EXERCISE DESCRIPTION
Go through the listing beneath this task and return every line that carries the string "Long".

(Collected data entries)
────────────────────────────────────────
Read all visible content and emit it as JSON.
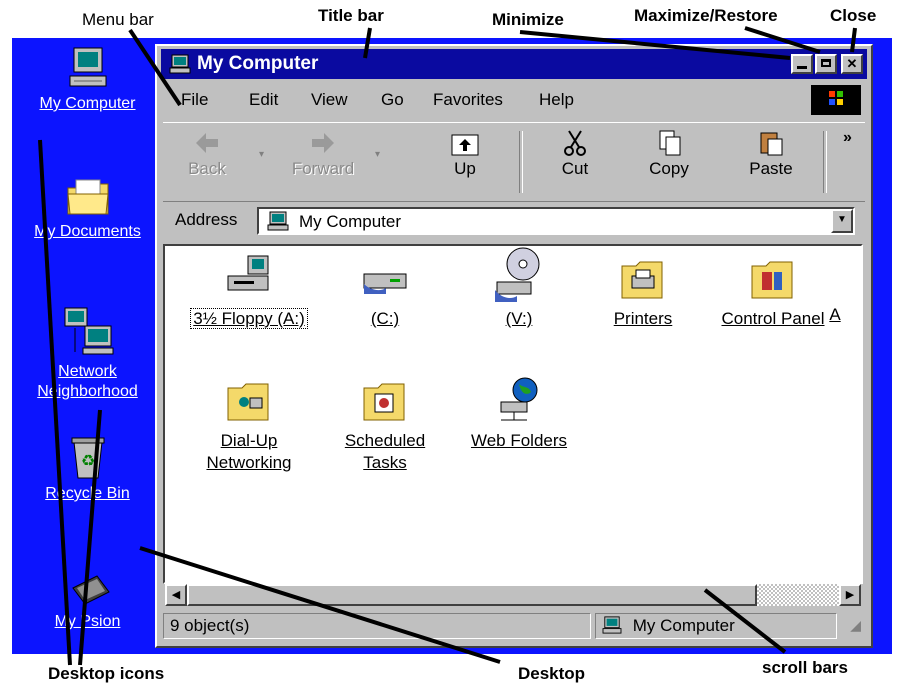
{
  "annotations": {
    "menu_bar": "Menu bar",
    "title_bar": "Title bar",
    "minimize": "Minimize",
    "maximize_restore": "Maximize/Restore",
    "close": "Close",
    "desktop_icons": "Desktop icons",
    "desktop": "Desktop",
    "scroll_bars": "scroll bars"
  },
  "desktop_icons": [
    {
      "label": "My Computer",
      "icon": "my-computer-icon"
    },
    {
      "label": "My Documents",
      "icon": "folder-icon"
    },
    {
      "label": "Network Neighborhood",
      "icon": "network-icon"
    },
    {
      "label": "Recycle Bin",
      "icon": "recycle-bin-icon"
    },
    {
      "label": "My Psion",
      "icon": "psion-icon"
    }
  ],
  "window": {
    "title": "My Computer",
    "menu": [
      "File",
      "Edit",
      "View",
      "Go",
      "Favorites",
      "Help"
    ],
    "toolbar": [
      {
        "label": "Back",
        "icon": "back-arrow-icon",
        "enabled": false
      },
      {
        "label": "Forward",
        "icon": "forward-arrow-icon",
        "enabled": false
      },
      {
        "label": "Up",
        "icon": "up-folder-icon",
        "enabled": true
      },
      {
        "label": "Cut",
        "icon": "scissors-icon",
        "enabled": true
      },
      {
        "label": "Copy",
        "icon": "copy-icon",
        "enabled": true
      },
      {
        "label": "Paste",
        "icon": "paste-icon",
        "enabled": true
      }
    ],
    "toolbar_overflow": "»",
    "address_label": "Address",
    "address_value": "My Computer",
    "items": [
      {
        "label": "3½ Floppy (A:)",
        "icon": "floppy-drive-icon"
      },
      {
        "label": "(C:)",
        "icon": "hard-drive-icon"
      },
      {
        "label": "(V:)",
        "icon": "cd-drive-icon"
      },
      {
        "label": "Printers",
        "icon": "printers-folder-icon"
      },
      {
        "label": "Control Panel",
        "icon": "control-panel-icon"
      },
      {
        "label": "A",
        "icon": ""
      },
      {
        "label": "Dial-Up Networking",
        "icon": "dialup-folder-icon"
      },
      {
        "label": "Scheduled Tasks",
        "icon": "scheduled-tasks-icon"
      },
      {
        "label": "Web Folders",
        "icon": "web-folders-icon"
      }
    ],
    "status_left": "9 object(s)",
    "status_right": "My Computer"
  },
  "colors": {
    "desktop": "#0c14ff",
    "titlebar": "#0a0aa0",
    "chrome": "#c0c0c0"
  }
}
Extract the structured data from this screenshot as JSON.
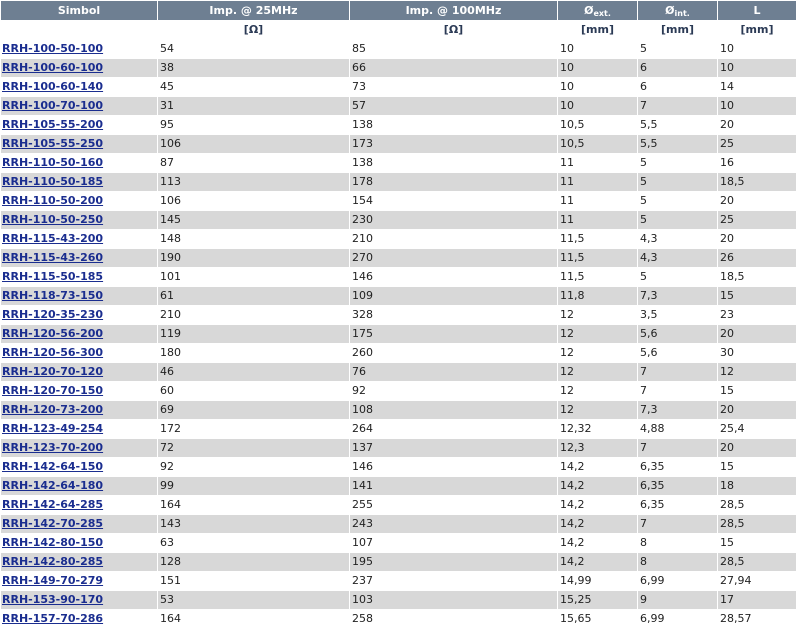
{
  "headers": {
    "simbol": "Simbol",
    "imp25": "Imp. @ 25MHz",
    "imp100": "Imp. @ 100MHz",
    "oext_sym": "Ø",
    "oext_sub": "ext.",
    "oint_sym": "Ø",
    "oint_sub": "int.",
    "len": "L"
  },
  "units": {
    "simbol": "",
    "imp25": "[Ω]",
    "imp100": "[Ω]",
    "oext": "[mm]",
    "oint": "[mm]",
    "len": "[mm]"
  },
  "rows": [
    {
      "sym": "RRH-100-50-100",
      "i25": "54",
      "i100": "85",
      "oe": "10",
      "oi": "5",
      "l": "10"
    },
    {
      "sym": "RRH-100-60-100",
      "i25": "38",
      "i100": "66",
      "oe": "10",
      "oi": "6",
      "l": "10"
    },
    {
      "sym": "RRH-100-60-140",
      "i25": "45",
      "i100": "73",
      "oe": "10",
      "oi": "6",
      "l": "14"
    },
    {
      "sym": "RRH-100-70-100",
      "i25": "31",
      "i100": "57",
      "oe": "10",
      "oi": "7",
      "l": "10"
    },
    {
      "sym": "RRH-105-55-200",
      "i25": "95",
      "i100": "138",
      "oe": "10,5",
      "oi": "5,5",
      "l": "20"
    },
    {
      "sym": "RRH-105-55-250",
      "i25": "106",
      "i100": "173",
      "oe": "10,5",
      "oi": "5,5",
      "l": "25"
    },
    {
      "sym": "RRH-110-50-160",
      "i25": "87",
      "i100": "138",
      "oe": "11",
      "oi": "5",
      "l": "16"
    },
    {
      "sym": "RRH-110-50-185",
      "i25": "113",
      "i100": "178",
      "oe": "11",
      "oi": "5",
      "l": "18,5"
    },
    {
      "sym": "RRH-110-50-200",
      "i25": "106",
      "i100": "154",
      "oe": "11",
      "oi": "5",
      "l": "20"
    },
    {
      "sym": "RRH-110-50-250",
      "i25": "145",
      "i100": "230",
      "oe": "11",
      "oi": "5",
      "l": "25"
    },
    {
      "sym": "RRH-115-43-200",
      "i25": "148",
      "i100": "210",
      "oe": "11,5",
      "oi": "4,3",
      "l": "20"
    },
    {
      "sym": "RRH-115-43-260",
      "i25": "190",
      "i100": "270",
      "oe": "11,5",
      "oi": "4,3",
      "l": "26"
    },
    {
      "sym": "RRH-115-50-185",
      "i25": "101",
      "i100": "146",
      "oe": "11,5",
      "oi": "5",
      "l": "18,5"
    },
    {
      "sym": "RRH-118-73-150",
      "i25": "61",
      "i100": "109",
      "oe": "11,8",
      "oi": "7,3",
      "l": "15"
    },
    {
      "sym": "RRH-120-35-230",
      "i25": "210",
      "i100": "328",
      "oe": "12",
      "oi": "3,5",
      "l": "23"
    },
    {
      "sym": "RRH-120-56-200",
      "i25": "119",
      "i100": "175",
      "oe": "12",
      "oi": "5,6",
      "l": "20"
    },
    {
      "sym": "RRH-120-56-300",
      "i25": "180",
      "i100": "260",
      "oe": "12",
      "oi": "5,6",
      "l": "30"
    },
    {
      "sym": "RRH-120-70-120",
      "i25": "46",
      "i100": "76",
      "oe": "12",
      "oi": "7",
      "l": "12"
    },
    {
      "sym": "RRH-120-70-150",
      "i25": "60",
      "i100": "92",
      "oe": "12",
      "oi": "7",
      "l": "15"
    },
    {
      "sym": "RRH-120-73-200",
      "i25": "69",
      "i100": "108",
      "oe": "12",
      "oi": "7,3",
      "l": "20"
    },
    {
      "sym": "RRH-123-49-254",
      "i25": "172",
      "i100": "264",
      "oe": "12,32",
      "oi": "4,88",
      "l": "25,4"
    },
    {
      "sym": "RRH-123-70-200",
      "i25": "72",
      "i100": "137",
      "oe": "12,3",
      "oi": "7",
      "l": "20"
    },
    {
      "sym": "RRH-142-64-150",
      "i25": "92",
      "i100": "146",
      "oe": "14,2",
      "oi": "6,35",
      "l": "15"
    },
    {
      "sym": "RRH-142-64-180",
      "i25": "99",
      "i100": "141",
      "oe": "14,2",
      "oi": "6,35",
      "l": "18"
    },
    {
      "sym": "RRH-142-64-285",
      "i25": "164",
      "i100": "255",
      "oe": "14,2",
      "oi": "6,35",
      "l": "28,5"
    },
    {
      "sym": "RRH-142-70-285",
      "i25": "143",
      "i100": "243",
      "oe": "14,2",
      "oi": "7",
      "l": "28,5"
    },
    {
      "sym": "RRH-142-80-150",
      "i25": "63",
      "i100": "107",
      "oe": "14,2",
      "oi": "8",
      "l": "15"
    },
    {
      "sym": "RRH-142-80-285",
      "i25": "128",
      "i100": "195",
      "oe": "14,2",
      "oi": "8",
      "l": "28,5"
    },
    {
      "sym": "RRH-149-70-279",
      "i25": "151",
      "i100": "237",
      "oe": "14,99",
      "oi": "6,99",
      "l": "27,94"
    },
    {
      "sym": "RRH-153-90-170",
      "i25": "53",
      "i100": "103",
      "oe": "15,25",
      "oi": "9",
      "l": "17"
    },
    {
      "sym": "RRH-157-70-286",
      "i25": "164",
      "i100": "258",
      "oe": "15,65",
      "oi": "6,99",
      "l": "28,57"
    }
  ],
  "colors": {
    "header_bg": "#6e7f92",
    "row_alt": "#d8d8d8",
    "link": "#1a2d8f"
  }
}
────────────────────────────────────────
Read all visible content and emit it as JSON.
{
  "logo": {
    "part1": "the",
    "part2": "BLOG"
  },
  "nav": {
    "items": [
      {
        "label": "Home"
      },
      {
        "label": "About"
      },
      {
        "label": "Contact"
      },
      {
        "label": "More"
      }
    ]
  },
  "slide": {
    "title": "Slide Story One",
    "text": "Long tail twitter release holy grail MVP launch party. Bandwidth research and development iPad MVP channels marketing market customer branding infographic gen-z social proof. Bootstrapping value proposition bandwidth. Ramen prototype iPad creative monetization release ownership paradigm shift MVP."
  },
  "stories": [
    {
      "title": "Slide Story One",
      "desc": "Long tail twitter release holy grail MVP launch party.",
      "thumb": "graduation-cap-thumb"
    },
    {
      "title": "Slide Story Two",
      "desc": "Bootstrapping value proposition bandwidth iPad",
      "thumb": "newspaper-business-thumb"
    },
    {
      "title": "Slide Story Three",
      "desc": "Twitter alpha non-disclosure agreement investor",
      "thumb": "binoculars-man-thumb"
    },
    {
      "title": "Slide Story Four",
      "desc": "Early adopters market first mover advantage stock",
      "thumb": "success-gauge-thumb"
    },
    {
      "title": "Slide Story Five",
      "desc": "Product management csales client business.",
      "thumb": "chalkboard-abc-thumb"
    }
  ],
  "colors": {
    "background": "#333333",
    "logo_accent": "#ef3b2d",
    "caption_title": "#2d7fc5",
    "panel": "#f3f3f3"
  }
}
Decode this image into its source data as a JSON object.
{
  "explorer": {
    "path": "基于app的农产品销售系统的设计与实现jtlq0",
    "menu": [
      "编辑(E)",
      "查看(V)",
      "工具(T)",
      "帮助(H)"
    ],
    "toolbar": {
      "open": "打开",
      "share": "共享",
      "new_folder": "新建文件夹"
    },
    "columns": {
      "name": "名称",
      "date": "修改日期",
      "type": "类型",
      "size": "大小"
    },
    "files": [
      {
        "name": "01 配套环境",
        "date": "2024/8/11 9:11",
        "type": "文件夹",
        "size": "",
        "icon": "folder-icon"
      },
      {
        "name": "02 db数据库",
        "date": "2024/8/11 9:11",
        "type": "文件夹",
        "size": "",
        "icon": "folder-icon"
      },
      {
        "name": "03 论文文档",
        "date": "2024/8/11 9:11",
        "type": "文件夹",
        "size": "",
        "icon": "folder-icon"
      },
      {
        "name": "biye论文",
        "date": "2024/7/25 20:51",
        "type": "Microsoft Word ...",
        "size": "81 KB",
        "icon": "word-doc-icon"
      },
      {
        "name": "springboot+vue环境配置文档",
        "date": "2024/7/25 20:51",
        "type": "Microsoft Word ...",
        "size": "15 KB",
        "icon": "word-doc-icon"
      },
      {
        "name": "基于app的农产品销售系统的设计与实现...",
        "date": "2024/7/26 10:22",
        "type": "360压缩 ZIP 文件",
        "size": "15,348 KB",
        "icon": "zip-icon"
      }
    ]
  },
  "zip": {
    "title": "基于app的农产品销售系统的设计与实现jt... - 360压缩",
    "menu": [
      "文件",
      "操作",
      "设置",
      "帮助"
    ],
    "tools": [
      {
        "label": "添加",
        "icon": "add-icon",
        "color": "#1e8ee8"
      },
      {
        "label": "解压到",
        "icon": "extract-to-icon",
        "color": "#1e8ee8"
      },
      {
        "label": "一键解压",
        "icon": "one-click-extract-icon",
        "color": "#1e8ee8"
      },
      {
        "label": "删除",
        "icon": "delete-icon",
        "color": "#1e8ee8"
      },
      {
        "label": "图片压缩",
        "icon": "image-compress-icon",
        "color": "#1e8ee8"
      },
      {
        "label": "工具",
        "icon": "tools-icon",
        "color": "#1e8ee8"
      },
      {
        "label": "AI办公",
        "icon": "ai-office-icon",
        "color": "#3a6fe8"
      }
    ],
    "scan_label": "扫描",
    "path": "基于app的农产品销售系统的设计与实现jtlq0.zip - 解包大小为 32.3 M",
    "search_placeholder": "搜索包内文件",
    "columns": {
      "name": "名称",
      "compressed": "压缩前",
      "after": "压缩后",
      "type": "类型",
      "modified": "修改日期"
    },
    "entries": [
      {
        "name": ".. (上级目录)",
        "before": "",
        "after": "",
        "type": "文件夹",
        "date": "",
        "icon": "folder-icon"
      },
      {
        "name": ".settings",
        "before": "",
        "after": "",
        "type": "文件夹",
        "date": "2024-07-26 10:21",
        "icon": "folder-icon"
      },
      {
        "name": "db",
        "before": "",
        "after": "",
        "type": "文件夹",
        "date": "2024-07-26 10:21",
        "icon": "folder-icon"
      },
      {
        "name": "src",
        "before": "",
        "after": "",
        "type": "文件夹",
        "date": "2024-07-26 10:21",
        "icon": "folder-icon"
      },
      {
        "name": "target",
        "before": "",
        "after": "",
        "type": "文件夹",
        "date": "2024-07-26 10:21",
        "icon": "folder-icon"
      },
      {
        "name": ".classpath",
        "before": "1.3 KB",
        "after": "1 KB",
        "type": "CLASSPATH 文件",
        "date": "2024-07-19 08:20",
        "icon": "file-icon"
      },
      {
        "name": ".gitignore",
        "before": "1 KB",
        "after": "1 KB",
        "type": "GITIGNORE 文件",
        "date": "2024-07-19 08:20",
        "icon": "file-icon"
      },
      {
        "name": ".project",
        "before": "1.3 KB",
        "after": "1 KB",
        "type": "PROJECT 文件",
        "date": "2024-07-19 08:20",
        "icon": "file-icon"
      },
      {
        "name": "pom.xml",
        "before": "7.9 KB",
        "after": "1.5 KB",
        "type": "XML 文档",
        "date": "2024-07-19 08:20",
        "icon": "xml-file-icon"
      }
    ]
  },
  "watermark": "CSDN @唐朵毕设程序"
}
────────────────────────────────────────
THE RESULT
    "text": "Long tail twitter release holy grail MVP launch party. Bandwidth research and development iPad MVP channels marketing market customer branding infographic gen-z social proof. Bootstrapping value proposition bandwidth. Ramen prototype iPad creative monetization release ownership paradigm shift MVP."
      "desc": "Long tail twitter release holy grail MVP launch party.",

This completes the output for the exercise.